+++ Input records +++

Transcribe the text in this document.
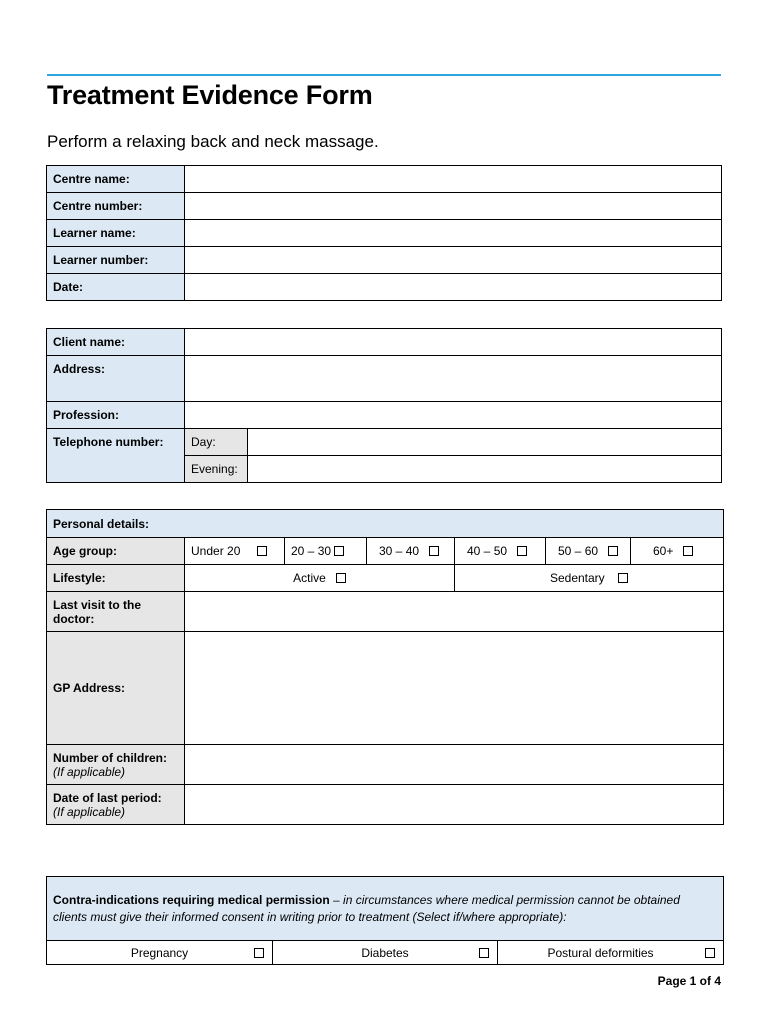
Treatment Evidence Form
Perform a relaxing back and neck massage.
Centre name:	
Centre number:	
Learner name:	
Learner number:	
Date:	
Client name:		
Address:		
Profession:		
Telephone number:	Day:	
	Evening:	
Personal details:						
Age group:	Under 20	20 – 30	30 – 40	40 – 50	50 – 60	60+
Lifestyle:	Active			Sedentary		
Last visit to the doctor:						
GP Address:						
Number of children:
(If applicable)						
Date of last period:
(If applicable)						
Contra-indications requiring medical permission – in circumstances where medical permission cannot be obtained clients must give their informed consent in writing prior to treatment (Select if/where appropriate):
Pregnancy	Diabetes	Postural deformities
Page 1 of 4
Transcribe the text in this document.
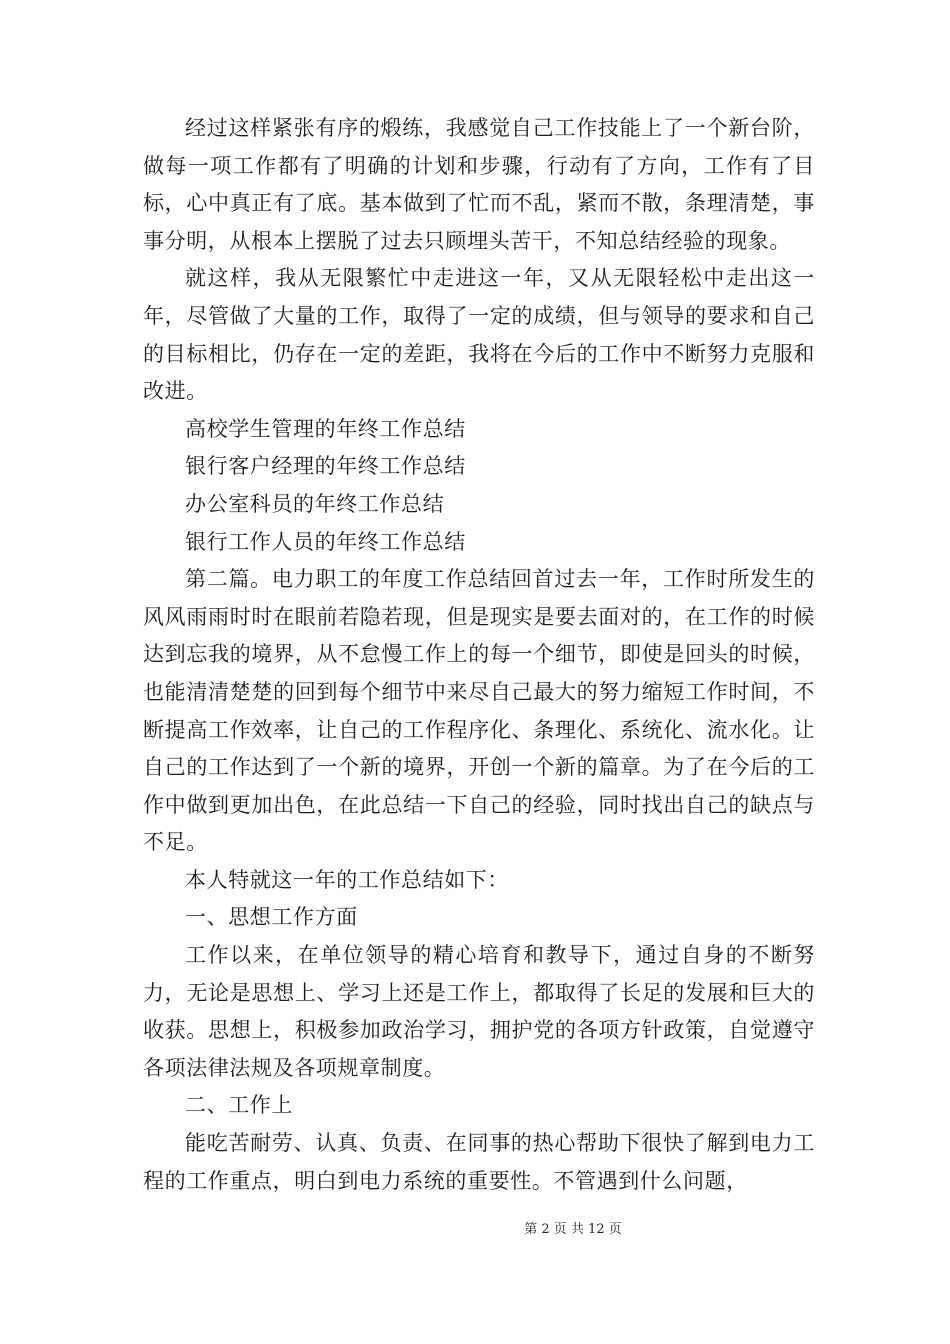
经过这样紧张有序的煅练，我感觉自己工作技能上了一个新台阶，做每一项工作都有了明确的计划和步骤，行动有了方向，工作有了目标，心中真正有了底。基本做到了忙而不乱，紧而不散，条理清楚，事事分明，从根本上摆脱了过去只顾埋头苦干，不知总结经验的现象。

就这样，我从无限繁忙中走进这一年，又从无限轻松中走出这一年，尽管做了大量的工作，取得了一定的成绩，但与领导的要求和自己的目标相比，仍存在一定的差距，我将在今后的工作中不断努力克服和改进。

高校学生管理的年终工作总结

银行客户经理的年终工作总结

办公室科员的年终工作总结

银行工作人员的年终工作总结

第二篇。电力职工的年度工作总结回首过去一年，工作时所发生的风风雨雨时时在眼前若隐若现，但是现实是要去面对的，在工作的时候达到忘我的境界，从不怠慢工作上的每一个细节，即使是回头的时候，也能清清楚楚的回到每个细节中来尽自己最大的努力缩短工作时间，不断提高工作效率，让自己的工作程序化、条理化、系统化、流水化。让自己的工作达到了一个新的境界，开创一个新的篇章。为了在今后的工作中做到更加出色，在此总结一下自己的经验，同时找出自己的缺点与不足。

本人特就这一年的工作总结如下：

一、思想工作方面

工作以来，在单位领导的精心培育和教导下，通过自身的不断努力，无论是思想上、学习上还是工作上，都取得了长足的发展和巨大的收获。思想上，积极参加政治学习，拥护党的各项方针政策，自觉遵守各项法律法规及各项规章制度。

二、工作上

能吃苦耐劳、认真、负责、在同事的热心帮助下很快了解到电力工程的工作重点，明白到电力系统的重要性。不管遇到什么问题，

第 2 页 共 12 页
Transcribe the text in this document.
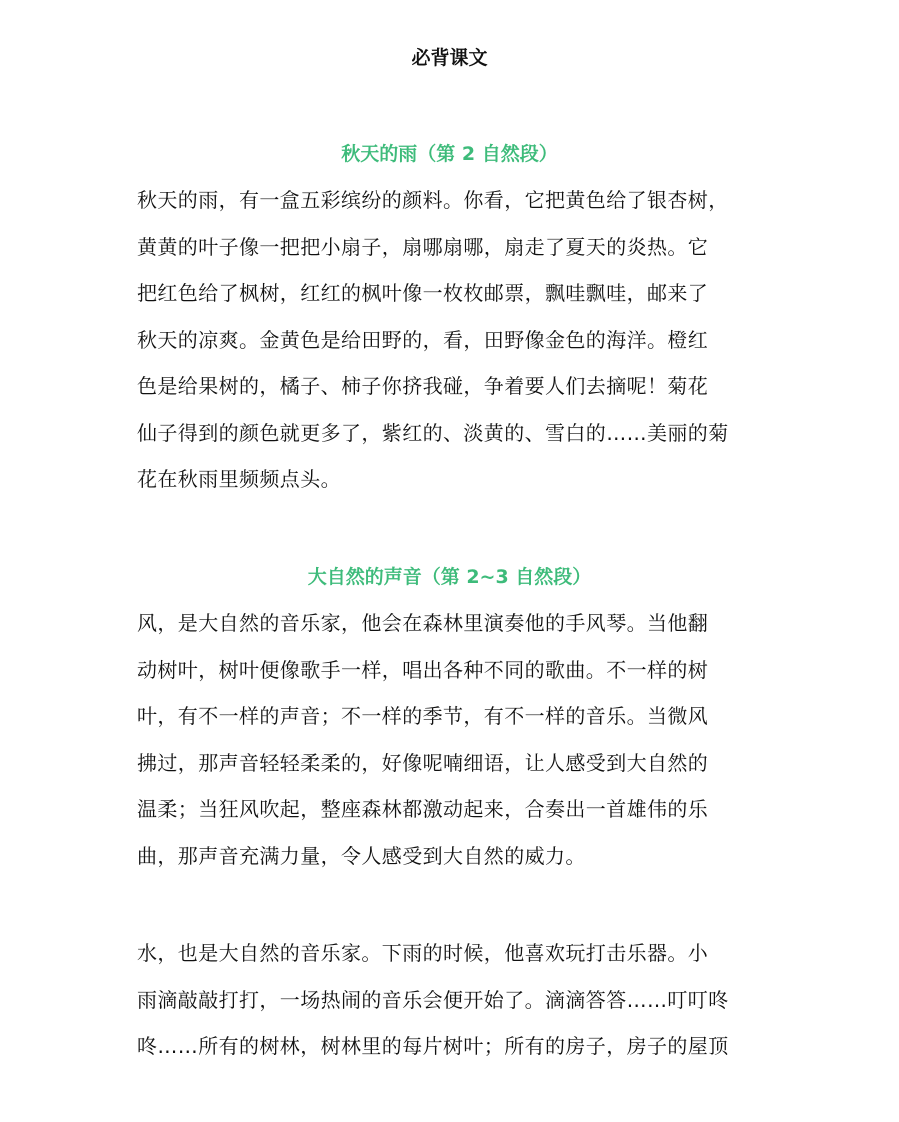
必背课文
秋天的雨（第 2 自然段）

秋天的雨，有一盒五彩缤纷的颜料。你看，它把黄色给了银杏树，
黄黄的叶子像一把把小扇子，扇哪扇哪，扇走了夏天的炎热。它
把红色给了枫树，红红的枫叶像一枚枚邮票，飘哇飘哇，邮来了
秋天的凉爽。金黄色是给田野的，看，田野像金色的海洋。橙红
色是给果树的，橘子、柿子你挤我碰，争着要人们去摘呢！菊花
仙子得到的颜色就更多了，紫红的、淡黄的、雪白的……美丽的菊
花在秋雨里频频点头。

大自然的声音（第 2~3 自然段）

风，是大自然的音乐家，他会在森林里演奏他的手风琴。当他翻
动树叶，树叶便像歌手一样，唱出各种不同的歌曲。不一样的树
叶，有不一样的声音；不一样的季节，有不一样的音乐。当微风
拂过，那声音轻轻柔柔的，好像呢喃细语，让人感受到大自然的
温柔；当狂风吹起，整座森林都激动起来，合奏出一首雄伟的乐
曲，那声音充满力量，令人感受到大自然的威力。

水，也是大自然的音乐家。下雨的时候，他喜欢玩打击乐器。小
雨滴敲敲打打，一场热闹的音乐会便开始了。滴滴答答……叮叮咚
咚……所有的树林，树林里的每片树叶；所有的房子，房子的屋顶
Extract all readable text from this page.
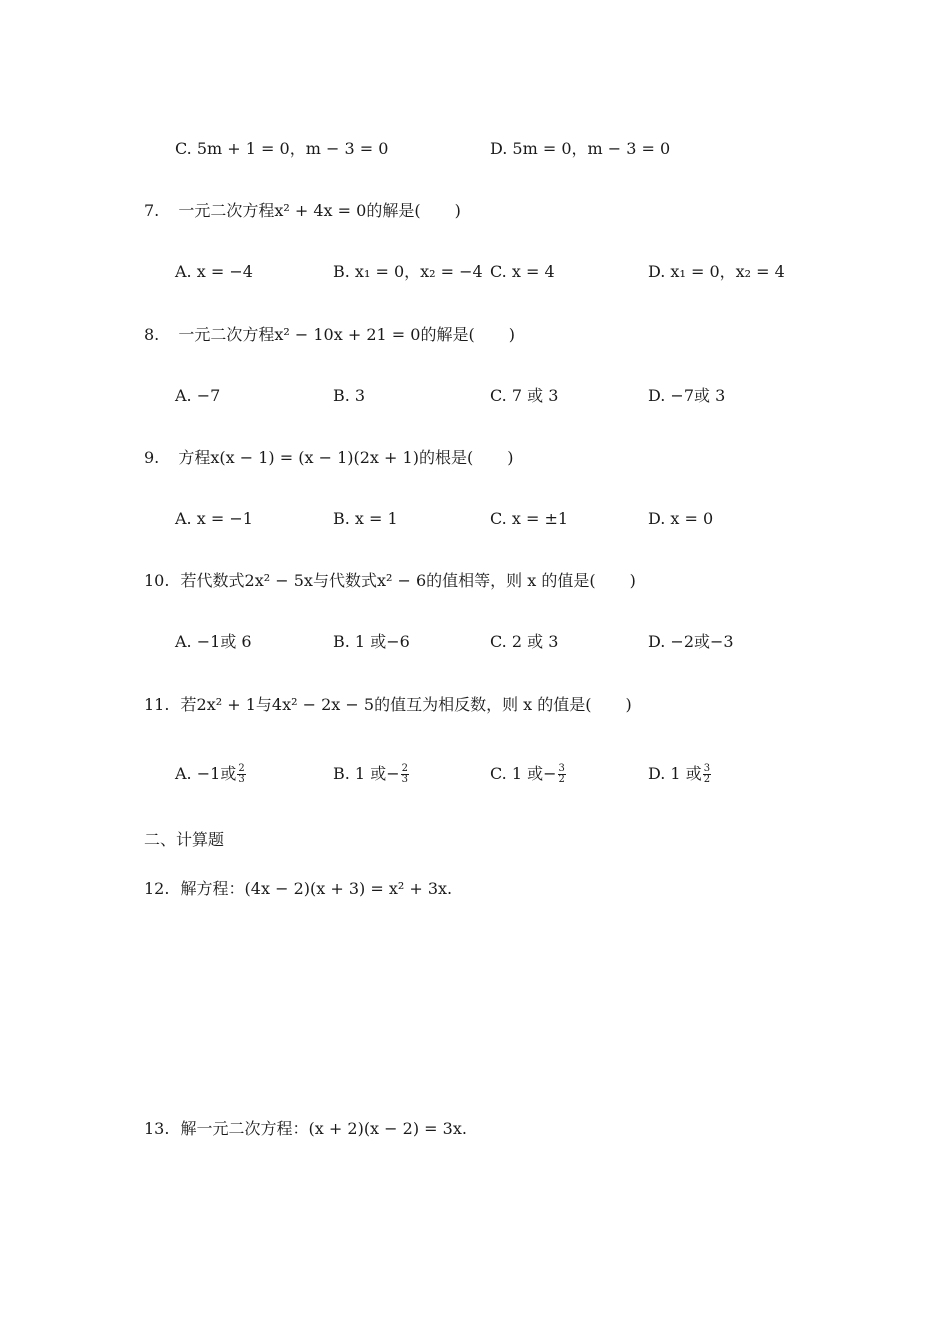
C. 5m + 1 = 0，m − 3 = 0	D. 5m = 0，m − 3 = 0
7. 一元二次方程x² + 4x = 0的解是( )
A. x = −4	B. x₁ = 0，x₂ = −4 C. x = 4	D. x₁ = 0，x₂ = 4
8. 一元二次方程x² − 10x + 21 = 0的解是( )
A. −7	B. 3	C. 7 或 3	D. −7或 3
9. 方程x(x − 1) = (x − 1)(2x + 1)的根是( )
A. x = −1	B. x = 1	C. x = ±1	D. x = 0
10. 若代数式2x² − 5x与代数式x² − 6的值相等，则 x 的值是( )
A. −1或 6	B. 1 或−6	C. 2 或 3	D. −2或−3
11. 若2x² + 1与4x² − 2x − 5的值互为相反数，则 x 的值是( )
A. −1或 $\frac{2}{3}$	B. 1 或− $\frac{2}{3}$	C. 1 或− $\frac{3}{2}$	D. 1 或 $\frac{3}{2}$
二、计算题
12. 解方程：(4x − 2)(x + 3) = x² + 3x.
13. 解一元二次方程：(x + 2)(x − 2) = 3x.
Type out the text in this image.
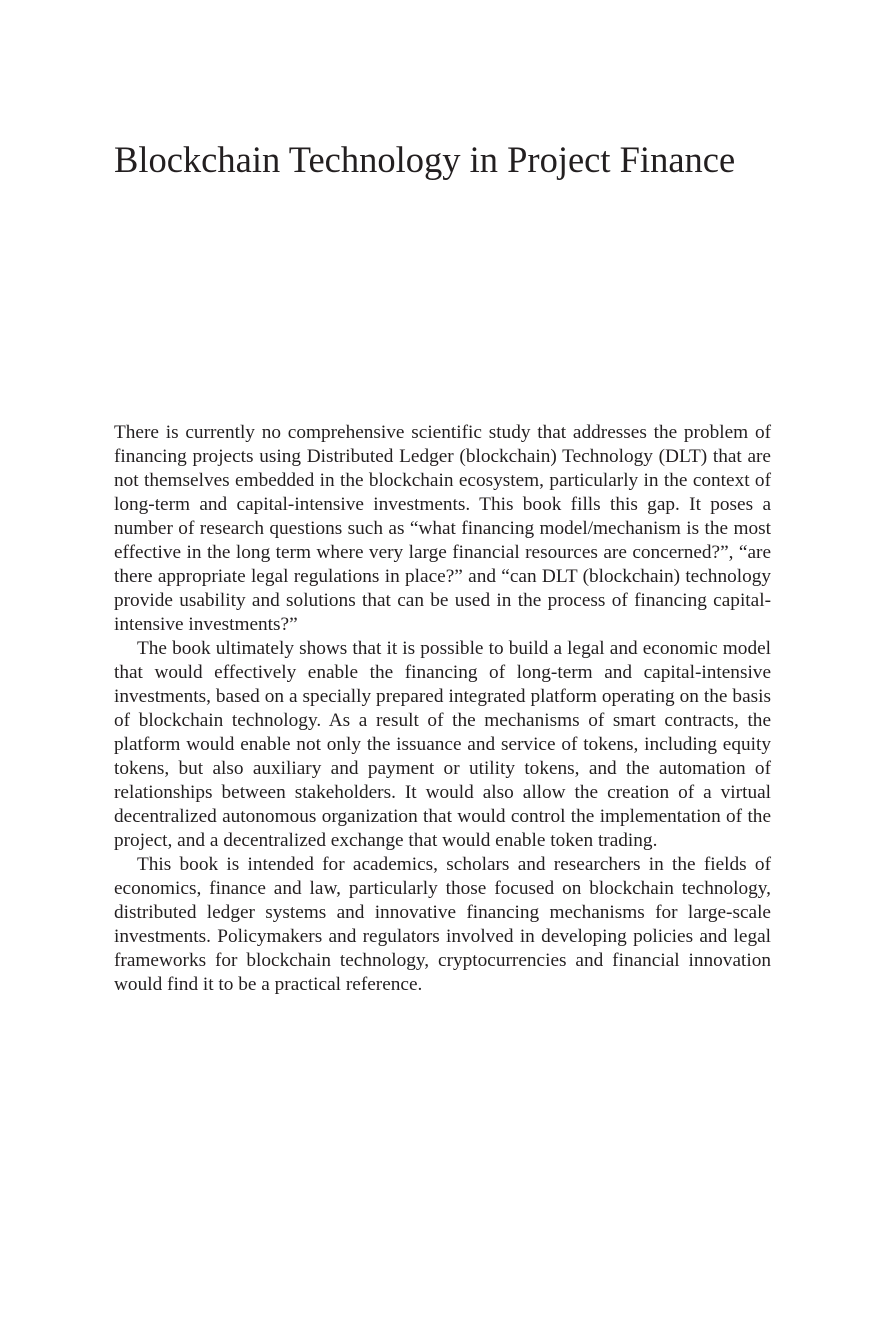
Blockchain Technology in Project Finance

There is currently no comprehensive scientific study that addresses the problem of financing projects using Distributed Ledger (blockchain) Technology (DLT) that are not themselves embedded in the blockchain ecosystem, particularly in the context of long-term and capital-intensive investments. This book fills this gap. It poses a number of research questions such as “what financing model/mechanism is the most effective in the long term where very large financial resources are concerned?”, “are there appropriate legal regulations in place?” and “can DLT (blockchain) technology provide usability and solutions that can be used in the process of financing capital-intensive investments?”

The book ultimately shows that it is possible to build a legal and economic model that would effectively enable the financing of long-term and capital-intensive investments, based on a specially prepared integrated platform operating on the basis of blockchain technology. As a result of the mechanisms of smart contracts, the platform would enable not only the issuance and service of tokens, including equity tokens, but also auxiliary and payment or utility tokens, and the automation of relationships between stakeholders. It would also allow the creation of a virtual decentralized autonomous organization that would control the implementation of the project, and a decentralized exchange that would enable token trading.

This book is intended for academics, scholars and researchers in the fields of economics, finance and law, particularly those focused on blockchain technology, distributed ledger systems and innovative financing mechanisms for large-scale investments. Policymakers and regulators involved in developing policies and legal frameworks for blockchain technology, cryptocurrencies and financial innovation would find it to be a practical reference.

+++

**Task goal:**
All of the lines above should be retyped precisely, apart from the pictures.

**Answer to this task:**
Transcribe the text in this document.
Treatment Evidence Form
Perform a relaxing back and neck massage.
Centre name:	
Centre number:	
Learner name:	
Learner number:	
Date:	
Client name:		
Address:		
Profession:		
Telephone number:	Day:	
	Evening:	
Personal details:						
Age group:	Under 20	20 – 30	30 – 40	40 – 50	50 – 60	60+
Lifestyle:	Active			Sedentary		
Last visit to the doctor:						
GP Address:						
Number of children:
(If applicable)						
Date of last period:
(If applicable)						
Contra-indications requiring medical permission – in circumstances where medical permission cannot be obtained clients must give their informed consent in writing prior to treatment (Select if/where appropriate):
Pregnancy	Diabetes	Postural deformities
Page 1 of 4
Transcribe the text in this document.
经过这样紧张有序的煅练，我感觉自己工作技能上了一个新台阶，做每一项工作都有了明确的计划和步骤，行动有了方向，工作有了目标，心中真正有了底。基本做到了忙而不乱，紧而不散，条理清楚，事事分明，从根本上摆脱了过去只顾埋头苦干，不知总结经验的现象。

就这样，我从无限繁忙中走进这一年，又从无限轻松中走出这一年，尽管做了大量的工作，取得了一定的成绩，但与领导的要求和自己的目标相比，仍存在一定的差距，我将在今后的工作中不断努力克服和改进。

高校学生管理的年终工作总结

银行客户经理的年终工作总结

办公室科员的年终工作总结

银行工作人员的年终工作总结

第二篇。电力职工的年度工作总结回首过去一年，工作时所发生的风风雨雨时时在眼前若隐若现，但是现实是要去面对的，在工作的时候达到忘我的境界，从不怠慢工作上的每一个细节，即使是回头的时候，也能清清楚楚的回到每个细节中来尽自己最大的努力缩短工作时间，不断提高工作效率，让自己的工作程序化、条理化、系统化、流水化。让自己的工作达到了一个新的境界，开创一个新的篇章。为了在今后的工作中做到更加出色，在此总结一下自己的经验，同时找出自己的缺点与不足。

本人特就这一年的工作总结如下：

一、思想工作方面

工作以来，在单位领导的精心培育和教导下，通过自身的不断努力，无论是思想上、学习上还是工作上，都取得了长足的发展和巨大的收获。思想上，积极参加政治学习，拥护党的各项方针政策，自觉遵守各项法律法规及各项规章制度。

二、工作上

能吃苦耐劳、认真、负责、在同事的热心帮助下很快了解到电力工程的工作重点，明白到电力系统的重要性。不管遇到什么问题，

第 2 页 共 12 页
Transcribe the text in this document.
必背课文
秋天的雨（第 2 自然段）

秋天的雨，有一盒五彩缤纷的颜料。你看，它把黄色给了银杏树，
黄黄的叶子像一把把小扇子，扇哪扇哪，扇走了夏天的炎热。它
把红色给了枫树，红红的枫叶像一枚枚邮票，飘哇飘哇，邮来了
秋天的凉爽。金黄色是给田野的，看，田野像金色的海洋。橙红
色是给果树的，橘子、柿子你挤我碰，争着要人们去摘呢！菊花
仙子得到的颜色就更多了，紫红的、淡黄的、雪白的……美丽的菊
花在秋雨里频频点头。

大自然的声音（第 2~3 自然段）

风，是大自然的音乐家，他会在森林里演奏他的手风琴。当他翻
动树叶，树叶便像歌手一样，唱出各种不同的歌曲。不一样的树
叶，有不一样的声音；不一样的季节，有不一样的音乐。当微风
拂过，那声音轻轻柔柔的，好像呢喃细语，让人感受到大自然的
温柔；当狂风吹起，整座森林都激动起来，合奏出一首雄伟的乐
曲，那声音充满力量，令人感受到大自然的威力。

水，也是大自然的音乐家。下雨的时候，他喜欢玩打击乐器。小
雨滴敲敲打打，一场热闹的音乐会便开始了。滴滴答答……叮叮咚
咚……所有的树林，树林里的每片树叶；所有的房子，房子的屋顶
Extract all readable text from this page.
C. 5m + 1 = 0，m − 3 = 0	D. 5m = 0，m − 3 = 0
7. 一元二次方程x² + 4x = 0的解是( )
A. x = −4	B. x₁ = 0，x₂ = −4 C. x = 4	D. x₁ = 0，x₂ = 4
8. 一元二次方程x² − 10x + 21 = 0的解是( )
A. −7	B. 3	C. 7 或 3	D. −7或 3
9. 方程x(x − 1) = (x − 1)(2x + 1)的根是( )
A. x = −1	B. x = 1	C. x = ±1	D. x = 0
10. 若代数式2x² − 5x与代数式x² − 6的值相等，则 x 的值是( )
A. −1或 6	B. 1 或−6	C. 2 或 3	D. −2或−3
11. 若2x² + 1与4x² − 2x − 5的值互为相反数，则 x 的值是( )
A. −1或 $\frac{2}{3}$	B. 1 或− $\frac{2}{3}$	C. 1 或− $\frac{3}{2}$	D. 1 或 $\frac{3}{2}$
二、计算题
12. 解方程：(4x − 2)(x + 3) = x² + 3x.
13. 解一元二次方程：(x + 2)(x − 2) = 3x.
Type out the text in this image.
Blockchain Technology in Project Finance

There is currently no comprehensive scientific study that addresses the problem of financing projects using Distributed Ledger (blockchain) Technology (DLT) that are not themselves embedded in the blockchain ecosystem, particularly in the context of long-term and capital-intensive investments. This book fills this gap. It poses a number of research questions such as “what financing model/mechanism is the most effective in the long term where very large financial resources are concerned?”, “are there appropriate legal regulations in place?” and “can DLT (blockchain) technology provide usability and solutions that can be used in the process of financing capital-intensive investments?”

The book ultimately shows that it is possible to build a legal and economic model that would effectively enable the financing of long-term and capital-intensive investments, based on a specially prepared integrated platform operating on the basis of blockchain technology. As a result of the mechanisms of smart contracts, the platform would enable not only the issuance and service of tokens, including equity tokens, but also auxiliary and payment or utility tokens, and the automation of relationships between stakeholders. It would also allow the creation of a virtual decentralized autonomous organization that would control the implementation of the project, and a decentralized exchange that would enable token trading.

This book is intended for academics, scholars and researchers in the fields of economics, finance and law, particularly those focused on blockchain technology, distributed ledger systems and innovative financing mechanisms for large-scale investments. Policymakers and regulators involved in developing policies and legal frameworks for blockchain technology, cryptocurrencies and financial innovation would find it to be a practical reference.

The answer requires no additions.